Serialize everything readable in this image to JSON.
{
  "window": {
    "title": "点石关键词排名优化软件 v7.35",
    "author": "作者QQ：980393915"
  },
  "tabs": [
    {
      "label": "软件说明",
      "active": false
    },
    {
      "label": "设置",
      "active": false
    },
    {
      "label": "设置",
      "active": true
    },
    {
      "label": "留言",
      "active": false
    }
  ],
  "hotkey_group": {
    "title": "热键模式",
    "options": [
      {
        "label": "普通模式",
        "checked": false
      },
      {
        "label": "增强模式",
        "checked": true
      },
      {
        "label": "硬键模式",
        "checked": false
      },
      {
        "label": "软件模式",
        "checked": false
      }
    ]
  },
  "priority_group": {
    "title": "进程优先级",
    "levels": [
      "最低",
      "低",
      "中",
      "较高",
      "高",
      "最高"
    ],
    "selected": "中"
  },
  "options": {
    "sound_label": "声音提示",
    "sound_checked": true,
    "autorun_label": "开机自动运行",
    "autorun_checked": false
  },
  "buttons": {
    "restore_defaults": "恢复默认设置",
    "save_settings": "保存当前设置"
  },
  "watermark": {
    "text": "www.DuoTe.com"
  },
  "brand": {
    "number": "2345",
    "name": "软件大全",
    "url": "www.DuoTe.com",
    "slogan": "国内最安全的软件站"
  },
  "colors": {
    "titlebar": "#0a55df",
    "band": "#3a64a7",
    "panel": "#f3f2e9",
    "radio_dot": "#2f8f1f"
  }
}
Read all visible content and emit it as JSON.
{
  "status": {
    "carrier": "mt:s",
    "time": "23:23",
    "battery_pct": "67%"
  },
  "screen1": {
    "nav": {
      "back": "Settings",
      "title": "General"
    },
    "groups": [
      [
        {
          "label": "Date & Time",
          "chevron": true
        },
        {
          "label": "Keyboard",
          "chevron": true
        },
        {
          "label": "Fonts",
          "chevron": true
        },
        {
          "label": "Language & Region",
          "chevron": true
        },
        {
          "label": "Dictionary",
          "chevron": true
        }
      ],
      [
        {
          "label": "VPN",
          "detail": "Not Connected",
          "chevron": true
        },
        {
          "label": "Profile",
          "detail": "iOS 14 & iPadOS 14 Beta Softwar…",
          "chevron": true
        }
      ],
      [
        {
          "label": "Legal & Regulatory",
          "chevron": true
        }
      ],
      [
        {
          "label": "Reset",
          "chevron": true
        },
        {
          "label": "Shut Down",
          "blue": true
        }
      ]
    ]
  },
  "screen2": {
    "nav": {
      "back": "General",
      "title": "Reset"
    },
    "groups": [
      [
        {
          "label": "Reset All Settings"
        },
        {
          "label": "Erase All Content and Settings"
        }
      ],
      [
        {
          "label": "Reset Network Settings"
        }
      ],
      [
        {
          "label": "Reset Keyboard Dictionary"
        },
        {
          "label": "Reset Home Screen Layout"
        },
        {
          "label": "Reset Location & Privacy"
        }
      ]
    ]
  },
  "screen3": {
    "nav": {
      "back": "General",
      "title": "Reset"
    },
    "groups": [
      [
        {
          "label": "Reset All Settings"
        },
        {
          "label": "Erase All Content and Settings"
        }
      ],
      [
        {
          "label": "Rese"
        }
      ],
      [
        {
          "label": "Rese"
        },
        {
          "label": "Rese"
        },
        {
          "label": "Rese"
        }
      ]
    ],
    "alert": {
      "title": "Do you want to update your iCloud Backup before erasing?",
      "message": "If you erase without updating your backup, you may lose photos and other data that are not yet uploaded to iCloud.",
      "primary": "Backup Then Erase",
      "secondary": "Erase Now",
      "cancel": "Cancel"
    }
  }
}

**Exercise instructions:**
Go through the entries above and copy every line containing "detail".

**Problem solution:**
          "detail": "Not Connected",
          "detail": "iOS 14 & iPadOS 14 Beta Softwar…",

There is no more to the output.